● **What to produce**:
Tally up the lines where the string "upon" appears; reply with the number only.

● **Entries**:
** Start **

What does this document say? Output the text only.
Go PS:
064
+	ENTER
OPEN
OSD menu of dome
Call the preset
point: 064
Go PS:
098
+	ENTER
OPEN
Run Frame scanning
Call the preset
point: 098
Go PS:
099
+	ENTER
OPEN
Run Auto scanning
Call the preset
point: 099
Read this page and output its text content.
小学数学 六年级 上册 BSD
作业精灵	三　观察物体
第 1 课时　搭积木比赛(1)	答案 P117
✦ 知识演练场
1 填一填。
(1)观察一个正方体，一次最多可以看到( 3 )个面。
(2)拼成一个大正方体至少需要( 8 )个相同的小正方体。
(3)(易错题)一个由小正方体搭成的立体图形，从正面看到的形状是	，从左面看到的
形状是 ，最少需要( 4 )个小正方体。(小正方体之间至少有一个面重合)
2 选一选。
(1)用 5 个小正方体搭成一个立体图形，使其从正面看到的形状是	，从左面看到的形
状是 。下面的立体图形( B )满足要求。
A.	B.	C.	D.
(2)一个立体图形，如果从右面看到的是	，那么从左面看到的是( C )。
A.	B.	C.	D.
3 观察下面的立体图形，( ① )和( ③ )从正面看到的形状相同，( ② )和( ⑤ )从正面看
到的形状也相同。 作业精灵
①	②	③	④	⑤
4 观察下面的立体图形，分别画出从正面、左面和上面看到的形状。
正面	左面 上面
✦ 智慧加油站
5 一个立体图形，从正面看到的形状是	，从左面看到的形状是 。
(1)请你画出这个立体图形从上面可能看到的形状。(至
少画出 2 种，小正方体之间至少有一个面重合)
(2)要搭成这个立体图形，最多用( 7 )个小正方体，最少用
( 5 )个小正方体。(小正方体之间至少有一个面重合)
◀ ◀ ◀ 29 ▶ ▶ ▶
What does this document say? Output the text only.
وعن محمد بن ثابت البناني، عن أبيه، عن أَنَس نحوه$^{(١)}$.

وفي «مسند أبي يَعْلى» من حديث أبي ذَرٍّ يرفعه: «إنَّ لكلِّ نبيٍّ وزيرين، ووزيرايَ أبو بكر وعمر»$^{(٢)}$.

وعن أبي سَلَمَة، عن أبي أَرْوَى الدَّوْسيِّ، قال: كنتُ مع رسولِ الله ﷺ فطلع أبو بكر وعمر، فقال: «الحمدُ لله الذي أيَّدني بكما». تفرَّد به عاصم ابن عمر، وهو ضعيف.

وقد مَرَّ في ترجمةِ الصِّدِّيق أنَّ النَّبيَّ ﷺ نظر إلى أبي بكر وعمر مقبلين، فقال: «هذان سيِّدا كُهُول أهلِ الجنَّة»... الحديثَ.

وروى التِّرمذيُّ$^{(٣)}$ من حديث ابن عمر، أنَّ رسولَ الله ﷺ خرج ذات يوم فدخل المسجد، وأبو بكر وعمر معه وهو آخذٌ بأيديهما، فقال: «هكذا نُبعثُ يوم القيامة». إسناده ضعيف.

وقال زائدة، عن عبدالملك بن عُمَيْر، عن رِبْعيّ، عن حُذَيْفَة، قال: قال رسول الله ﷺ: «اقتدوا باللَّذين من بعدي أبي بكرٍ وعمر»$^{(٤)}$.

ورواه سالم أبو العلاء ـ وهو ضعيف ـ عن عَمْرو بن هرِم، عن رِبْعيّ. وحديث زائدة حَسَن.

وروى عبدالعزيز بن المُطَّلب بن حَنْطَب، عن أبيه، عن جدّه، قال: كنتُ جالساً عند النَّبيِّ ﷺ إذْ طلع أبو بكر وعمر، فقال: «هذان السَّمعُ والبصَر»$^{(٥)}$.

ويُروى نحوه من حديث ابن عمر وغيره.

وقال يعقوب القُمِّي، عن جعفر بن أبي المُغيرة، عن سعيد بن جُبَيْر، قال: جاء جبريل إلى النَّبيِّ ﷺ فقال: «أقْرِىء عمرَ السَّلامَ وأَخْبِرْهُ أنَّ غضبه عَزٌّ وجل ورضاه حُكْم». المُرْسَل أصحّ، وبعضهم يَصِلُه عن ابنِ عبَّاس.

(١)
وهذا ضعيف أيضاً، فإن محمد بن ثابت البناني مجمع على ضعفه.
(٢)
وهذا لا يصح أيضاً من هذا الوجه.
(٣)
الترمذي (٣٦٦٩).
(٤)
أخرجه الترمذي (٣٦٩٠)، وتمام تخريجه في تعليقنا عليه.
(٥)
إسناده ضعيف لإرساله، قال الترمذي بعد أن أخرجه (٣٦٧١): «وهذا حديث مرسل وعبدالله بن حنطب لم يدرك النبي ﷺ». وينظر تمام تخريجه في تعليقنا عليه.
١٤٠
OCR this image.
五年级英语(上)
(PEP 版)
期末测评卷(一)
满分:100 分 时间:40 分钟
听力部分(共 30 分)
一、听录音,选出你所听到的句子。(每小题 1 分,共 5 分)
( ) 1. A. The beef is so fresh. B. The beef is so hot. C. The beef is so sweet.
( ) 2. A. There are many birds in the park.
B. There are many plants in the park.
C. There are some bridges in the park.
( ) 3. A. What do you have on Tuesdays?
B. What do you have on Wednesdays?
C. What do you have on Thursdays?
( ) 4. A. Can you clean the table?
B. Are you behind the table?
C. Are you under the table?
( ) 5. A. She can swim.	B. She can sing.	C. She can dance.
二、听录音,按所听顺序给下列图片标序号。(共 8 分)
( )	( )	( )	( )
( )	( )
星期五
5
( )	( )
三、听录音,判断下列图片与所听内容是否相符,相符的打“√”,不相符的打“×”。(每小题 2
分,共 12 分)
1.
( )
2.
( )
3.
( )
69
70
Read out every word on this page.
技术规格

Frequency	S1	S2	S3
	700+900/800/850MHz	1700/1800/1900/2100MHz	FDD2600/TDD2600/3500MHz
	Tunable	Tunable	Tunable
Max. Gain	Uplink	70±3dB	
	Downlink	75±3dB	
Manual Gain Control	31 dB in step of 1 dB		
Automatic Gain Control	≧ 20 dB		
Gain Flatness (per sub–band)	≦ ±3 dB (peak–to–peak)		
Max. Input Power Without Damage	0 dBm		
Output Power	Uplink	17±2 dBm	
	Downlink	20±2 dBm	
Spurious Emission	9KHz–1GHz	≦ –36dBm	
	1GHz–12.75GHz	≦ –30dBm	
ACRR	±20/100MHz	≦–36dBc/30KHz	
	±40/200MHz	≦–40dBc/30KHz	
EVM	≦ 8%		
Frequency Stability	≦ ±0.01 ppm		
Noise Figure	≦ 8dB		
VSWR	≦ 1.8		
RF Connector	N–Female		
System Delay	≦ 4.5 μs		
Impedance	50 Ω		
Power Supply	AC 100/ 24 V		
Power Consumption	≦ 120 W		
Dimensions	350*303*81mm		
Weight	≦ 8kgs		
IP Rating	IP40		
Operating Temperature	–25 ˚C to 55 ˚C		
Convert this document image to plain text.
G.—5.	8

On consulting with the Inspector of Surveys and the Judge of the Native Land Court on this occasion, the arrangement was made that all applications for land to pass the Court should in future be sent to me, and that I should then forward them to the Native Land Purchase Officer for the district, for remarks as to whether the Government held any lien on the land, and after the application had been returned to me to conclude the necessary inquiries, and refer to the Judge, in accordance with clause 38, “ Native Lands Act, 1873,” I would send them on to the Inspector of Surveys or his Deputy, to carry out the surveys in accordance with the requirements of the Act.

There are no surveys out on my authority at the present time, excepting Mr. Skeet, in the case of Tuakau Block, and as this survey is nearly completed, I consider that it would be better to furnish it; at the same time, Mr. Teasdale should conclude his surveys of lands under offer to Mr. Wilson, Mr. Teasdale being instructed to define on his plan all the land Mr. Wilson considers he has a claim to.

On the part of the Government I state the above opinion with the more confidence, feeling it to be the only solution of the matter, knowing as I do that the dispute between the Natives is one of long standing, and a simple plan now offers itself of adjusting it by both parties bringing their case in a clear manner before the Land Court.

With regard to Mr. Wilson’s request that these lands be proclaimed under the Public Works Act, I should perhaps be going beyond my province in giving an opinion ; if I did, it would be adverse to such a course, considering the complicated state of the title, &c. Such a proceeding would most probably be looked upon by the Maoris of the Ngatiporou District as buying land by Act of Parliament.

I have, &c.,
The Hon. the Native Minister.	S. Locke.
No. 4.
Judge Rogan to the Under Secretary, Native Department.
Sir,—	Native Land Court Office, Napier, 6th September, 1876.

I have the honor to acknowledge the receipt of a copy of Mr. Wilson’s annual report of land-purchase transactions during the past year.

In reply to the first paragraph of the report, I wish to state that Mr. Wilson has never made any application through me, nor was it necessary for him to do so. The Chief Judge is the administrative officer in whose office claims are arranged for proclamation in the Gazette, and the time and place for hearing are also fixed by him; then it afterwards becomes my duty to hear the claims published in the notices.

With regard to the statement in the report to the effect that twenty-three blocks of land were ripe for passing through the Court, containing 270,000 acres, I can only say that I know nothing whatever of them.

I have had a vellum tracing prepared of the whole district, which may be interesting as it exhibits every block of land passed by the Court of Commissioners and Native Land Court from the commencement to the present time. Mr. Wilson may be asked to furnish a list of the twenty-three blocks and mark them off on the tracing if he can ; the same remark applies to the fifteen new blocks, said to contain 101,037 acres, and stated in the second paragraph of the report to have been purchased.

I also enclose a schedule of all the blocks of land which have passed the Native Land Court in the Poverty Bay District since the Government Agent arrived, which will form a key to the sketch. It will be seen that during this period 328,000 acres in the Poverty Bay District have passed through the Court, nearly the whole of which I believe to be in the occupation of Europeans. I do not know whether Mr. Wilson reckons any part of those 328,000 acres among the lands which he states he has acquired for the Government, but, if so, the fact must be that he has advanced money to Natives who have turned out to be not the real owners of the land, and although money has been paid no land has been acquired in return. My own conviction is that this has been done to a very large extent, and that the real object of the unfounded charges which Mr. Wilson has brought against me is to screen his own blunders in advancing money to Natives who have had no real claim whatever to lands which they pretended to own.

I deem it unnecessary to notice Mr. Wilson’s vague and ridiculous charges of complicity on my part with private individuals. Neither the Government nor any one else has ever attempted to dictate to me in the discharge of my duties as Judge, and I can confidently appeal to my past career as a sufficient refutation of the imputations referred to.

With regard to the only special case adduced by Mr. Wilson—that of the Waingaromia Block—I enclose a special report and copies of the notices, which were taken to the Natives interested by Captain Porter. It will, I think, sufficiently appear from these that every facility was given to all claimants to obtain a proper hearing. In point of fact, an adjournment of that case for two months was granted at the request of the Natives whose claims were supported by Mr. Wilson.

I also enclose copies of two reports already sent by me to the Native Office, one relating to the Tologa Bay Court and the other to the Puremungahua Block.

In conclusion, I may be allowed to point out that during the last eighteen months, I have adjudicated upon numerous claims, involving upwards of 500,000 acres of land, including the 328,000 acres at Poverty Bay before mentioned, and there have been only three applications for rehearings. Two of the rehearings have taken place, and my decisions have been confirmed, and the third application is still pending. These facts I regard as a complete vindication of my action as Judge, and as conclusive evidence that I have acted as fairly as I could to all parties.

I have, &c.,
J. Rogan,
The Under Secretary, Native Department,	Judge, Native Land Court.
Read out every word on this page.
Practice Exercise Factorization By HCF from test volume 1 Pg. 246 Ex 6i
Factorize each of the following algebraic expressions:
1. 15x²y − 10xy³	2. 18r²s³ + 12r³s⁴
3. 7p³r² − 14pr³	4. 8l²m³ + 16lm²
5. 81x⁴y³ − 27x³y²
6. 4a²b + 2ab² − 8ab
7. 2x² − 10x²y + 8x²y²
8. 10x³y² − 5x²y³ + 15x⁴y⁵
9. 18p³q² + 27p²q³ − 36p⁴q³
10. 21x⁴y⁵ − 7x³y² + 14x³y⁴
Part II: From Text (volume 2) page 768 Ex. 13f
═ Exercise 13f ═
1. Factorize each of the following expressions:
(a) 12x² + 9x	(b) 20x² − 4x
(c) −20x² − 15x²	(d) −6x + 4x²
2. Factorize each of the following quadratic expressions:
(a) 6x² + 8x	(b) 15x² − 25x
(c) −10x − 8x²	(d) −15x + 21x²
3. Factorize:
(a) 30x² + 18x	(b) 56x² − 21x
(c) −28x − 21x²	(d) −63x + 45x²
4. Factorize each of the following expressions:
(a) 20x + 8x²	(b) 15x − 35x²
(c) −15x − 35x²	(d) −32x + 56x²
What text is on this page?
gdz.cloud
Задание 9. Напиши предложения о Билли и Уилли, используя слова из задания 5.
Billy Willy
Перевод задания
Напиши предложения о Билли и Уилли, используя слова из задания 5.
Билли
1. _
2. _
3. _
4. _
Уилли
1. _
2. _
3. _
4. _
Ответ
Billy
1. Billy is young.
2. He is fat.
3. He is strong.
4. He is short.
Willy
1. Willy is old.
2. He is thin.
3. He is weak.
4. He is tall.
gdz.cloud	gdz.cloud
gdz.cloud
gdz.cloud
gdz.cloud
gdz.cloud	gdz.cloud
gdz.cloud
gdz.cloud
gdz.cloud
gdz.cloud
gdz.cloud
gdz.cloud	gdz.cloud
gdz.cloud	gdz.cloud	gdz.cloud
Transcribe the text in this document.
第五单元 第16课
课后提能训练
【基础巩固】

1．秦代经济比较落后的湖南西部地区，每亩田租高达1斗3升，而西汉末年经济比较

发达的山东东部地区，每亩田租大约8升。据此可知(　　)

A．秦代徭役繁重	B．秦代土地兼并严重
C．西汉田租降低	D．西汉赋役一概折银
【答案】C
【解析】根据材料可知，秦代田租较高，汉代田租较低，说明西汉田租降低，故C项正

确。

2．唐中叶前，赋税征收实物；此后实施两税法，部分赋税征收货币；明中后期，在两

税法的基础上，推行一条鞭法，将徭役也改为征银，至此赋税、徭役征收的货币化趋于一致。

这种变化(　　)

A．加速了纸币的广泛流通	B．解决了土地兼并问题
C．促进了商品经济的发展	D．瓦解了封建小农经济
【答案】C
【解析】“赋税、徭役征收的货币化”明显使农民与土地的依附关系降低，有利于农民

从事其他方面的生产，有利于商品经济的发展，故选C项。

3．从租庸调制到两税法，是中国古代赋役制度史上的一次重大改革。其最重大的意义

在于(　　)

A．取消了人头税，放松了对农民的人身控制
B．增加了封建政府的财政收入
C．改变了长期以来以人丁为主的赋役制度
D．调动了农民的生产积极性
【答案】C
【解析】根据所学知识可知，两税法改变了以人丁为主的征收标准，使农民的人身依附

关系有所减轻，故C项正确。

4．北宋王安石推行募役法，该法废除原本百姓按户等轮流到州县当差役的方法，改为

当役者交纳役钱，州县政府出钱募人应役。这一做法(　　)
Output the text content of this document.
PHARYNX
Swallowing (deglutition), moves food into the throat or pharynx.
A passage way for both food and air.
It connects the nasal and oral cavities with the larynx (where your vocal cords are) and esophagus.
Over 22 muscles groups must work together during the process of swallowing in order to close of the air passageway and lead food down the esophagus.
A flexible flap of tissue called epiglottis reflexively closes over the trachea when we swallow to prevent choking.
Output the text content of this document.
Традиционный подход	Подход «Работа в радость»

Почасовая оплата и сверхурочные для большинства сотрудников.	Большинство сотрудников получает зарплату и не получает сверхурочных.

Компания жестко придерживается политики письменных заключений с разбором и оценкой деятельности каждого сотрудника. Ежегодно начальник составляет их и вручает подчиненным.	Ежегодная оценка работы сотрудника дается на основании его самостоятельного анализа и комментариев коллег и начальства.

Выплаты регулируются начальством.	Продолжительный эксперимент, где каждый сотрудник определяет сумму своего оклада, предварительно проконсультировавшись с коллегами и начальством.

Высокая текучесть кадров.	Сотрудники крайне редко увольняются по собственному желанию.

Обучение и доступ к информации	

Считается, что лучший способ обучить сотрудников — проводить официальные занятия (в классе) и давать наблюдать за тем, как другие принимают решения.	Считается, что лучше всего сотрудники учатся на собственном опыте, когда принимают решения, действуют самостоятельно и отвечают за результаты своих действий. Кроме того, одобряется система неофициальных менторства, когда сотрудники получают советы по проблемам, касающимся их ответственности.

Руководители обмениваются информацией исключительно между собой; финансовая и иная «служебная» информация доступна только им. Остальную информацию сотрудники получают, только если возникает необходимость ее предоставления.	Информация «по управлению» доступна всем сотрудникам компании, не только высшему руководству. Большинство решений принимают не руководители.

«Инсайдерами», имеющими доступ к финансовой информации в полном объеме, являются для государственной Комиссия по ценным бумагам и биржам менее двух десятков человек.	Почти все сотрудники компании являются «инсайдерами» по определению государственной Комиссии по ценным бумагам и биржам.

** End **

● **The completed task**:
2